◆ Problem requirements: Among the lines of this listing, determine how many contain the string "JSON". Answer with the number only.

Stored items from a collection
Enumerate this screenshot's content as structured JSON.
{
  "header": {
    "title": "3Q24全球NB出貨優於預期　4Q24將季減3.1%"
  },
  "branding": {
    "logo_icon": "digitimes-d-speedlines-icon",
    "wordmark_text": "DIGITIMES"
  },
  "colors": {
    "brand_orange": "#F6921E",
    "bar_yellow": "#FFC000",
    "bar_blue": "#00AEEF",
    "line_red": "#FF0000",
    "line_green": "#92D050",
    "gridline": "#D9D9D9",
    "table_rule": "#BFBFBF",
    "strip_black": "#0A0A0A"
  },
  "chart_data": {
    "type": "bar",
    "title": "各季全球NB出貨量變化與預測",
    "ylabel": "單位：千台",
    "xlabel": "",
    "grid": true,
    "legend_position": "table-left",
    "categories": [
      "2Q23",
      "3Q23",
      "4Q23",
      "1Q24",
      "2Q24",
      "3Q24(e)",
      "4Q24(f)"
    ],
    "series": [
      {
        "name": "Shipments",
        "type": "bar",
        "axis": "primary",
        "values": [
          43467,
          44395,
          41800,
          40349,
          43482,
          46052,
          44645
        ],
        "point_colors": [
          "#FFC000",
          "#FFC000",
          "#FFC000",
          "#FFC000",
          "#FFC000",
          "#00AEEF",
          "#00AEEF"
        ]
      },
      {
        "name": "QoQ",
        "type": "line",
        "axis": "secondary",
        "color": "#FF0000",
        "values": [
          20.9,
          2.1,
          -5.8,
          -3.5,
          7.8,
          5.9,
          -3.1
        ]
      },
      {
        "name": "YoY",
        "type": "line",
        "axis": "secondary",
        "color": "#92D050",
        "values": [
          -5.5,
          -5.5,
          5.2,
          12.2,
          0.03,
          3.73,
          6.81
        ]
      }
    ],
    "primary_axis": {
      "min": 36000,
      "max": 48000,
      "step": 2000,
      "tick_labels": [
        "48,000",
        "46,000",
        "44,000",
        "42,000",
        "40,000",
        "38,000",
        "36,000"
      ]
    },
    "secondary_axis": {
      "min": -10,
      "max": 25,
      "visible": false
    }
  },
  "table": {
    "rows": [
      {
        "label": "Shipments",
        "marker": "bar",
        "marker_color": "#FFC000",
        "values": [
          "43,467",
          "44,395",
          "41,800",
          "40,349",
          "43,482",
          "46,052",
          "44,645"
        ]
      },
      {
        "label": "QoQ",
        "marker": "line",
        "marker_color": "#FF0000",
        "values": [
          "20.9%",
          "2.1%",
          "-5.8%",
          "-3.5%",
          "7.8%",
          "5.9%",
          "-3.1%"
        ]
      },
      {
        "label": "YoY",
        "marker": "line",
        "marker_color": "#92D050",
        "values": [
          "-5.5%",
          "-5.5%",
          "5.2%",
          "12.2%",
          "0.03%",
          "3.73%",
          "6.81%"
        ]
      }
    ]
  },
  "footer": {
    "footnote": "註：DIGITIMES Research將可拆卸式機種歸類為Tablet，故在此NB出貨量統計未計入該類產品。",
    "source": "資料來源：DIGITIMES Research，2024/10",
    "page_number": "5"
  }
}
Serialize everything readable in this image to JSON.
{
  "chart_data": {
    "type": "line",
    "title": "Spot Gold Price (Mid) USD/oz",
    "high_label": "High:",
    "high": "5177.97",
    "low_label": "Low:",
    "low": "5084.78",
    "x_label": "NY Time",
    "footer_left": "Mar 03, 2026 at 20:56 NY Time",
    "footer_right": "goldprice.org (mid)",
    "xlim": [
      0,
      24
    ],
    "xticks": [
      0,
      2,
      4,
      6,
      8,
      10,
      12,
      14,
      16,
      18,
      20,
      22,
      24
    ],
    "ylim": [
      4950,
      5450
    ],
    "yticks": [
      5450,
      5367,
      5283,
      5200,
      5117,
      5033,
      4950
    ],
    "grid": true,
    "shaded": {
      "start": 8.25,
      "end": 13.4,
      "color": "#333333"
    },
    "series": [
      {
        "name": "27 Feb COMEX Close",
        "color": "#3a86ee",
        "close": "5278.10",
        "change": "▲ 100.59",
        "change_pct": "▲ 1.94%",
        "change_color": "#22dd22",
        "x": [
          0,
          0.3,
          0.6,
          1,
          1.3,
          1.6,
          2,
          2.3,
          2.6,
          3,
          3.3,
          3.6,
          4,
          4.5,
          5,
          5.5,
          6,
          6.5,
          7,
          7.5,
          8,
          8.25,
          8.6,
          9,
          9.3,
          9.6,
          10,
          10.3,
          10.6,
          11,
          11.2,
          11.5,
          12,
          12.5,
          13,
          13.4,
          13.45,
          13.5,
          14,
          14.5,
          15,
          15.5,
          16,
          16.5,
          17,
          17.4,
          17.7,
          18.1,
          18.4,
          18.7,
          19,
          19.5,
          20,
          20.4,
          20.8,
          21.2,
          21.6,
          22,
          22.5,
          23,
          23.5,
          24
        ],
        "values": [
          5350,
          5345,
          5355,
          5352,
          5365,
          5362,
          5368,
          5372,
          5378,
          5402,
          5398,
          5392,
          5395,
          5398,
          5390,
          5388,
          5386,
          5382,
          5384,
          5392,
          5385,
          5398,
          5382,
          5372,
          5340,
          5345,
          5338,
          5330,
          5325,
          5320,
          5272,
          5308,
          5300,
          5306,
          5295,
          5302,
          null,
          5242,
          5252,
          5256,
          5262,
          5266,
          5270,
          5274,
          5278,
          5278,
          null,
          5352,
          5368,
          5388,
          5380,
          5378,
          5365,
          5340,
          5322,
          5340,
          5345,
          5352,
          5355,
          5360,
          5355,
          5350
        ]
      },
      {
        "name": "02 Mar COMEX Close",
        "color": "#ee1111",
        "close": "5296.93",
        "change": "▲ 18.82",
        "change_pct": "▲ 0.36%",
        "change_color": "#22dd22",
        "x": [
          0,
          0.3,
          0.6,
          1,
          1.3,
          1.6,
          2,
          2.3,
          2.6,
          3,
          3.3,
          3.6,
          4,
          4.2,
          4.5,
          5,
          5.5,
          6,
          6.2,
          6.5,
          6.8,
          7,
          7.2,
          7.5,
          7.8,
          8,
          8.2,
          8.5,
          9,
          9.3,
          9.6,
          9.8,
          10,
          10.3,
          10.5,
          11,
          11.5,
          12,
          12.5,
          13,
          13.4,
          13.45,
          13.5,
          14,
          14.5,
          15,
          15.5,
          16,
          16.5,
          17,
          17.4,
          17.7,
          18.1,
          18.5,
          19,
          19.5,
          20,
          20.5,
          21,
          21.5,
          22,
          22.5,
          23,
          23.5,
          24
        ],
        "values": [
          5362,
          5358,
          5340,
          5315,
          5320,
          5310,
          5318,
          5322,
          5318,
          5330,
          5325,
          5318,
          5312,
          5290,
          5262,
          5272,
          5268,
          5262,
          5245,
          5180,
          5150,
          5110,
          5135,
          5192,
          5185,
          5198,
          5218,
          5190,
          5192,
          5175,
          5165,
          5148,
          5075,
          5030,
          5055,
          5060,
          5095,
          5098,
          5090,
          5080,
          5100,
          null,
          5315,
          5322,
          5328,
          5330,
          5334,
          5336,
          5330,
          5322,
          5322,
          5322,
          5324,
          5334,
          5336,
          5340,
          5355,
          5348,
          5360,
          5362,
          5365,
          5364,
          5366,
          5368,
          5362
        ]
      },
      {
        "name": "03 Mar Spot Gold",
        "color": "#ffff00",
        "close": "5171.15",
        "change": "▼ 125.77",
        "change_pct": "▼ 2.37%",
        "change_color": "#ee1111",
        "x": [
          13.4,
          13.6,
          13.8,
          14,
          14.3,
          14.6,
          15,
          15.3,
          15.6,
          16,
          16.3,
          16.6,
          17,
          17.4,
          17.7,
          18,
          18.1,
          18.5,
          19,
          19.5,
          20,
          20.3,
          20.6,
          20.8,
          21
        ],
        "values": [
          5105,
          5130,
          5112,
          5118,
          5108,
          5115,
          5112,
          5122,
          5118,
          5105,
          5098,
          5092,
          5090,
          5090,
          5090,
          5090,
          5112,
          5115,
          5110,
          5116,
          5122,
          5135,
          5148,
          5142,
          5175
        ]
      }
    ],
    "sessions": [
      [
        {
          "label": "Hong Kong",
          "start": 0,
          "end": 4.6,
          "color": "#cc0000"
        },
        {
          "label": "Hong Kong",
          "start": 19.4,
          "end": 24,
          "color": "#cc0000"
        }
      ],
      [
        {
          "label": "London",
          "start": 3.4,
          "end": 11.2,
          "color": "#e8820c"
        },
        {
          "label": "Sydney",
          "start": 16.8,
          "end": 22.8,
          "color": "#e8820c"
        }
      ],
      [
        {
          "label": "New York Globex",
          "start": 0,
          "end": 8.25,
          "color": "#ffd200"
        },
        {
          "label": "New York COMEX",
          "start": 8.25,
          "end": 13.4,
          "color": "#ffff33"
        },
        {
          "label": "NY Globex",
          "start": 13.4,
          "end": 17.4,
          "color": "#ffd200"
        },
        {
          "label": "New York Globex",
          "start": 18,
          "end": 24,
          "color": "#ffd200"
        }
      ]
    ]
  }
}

◆ The completed task: 2